───── EXERCISE MATERIALS

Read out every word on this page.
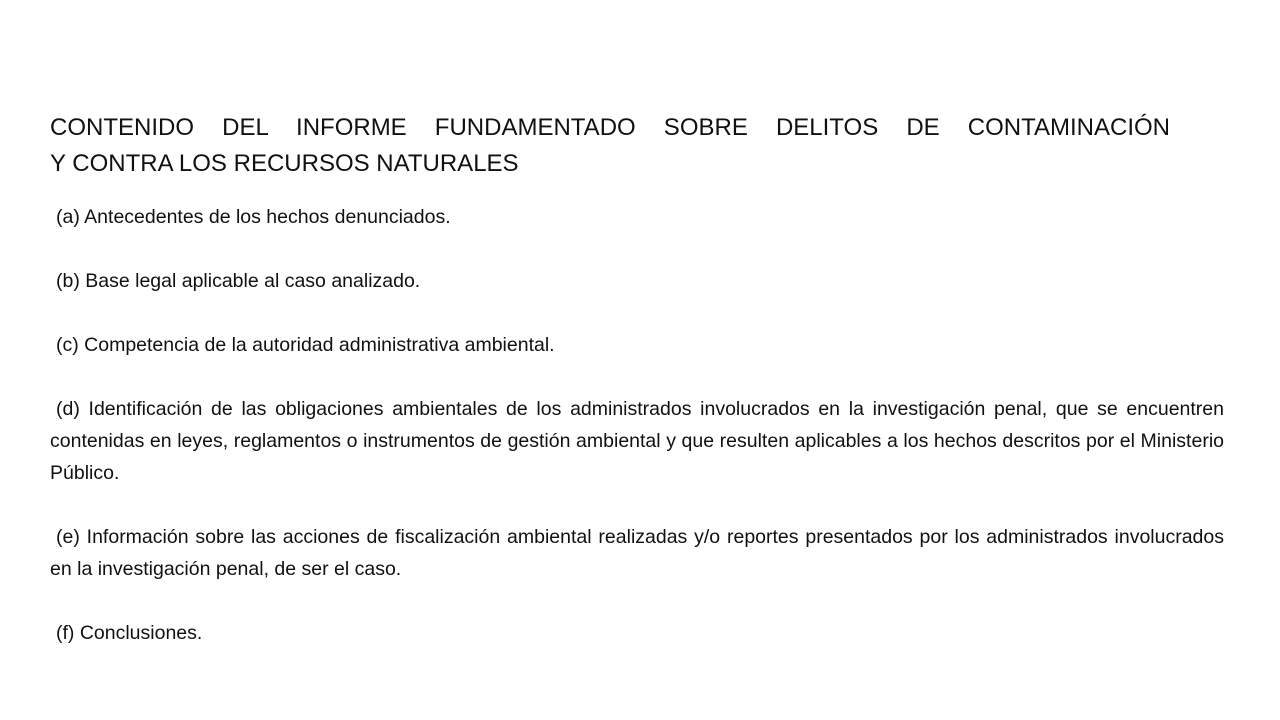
CONTENIDO DEL INFORME FUNDAMENTADO SOBRE DELITOS DE CONTAMINACIÓN
Y CONTRA LOS RECURSOS NATURALES
(a) Antecedentes de los hechos denunciados.
(b) Base legal aplicable al caso analizado.
(c) Competencia de la autoridad administrativa ambiental.
(d) Identificación de las obligaciones ambientales de los administrados involucrados en la investigación penal, que se encuentren contenidas en leyes, reglamentos o instrumentos de gestión ambiental y que resulten aplicables a los hechos descritos por el Ministerio Público.
(e) Información sobre las acciones de fiscalización ambiental realizadas y/o reportes presentados por los administrados involucrados en la investigación penal, de ser el caso.
(f) Conclusiones.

──────────

WRITTEN REQUEST –
Using the listing above, list every line in which the string "penal" occurs.

EXPECTED ANSWER –
(d) Identificación de las obligaciones ambientales de los administrados involucrados en la investigación penal, que se encuentren contenidas en leyes, reglamentos o instrumentos de gestión ambiental y que resulten aplicables a los hechos descritos por el Ministerio Público.
(e) Información sobre las acciones de fiscalización ambiental realizadas y/o reportes presentados por los administrados involucrados en la investigación penal, de ser el caso.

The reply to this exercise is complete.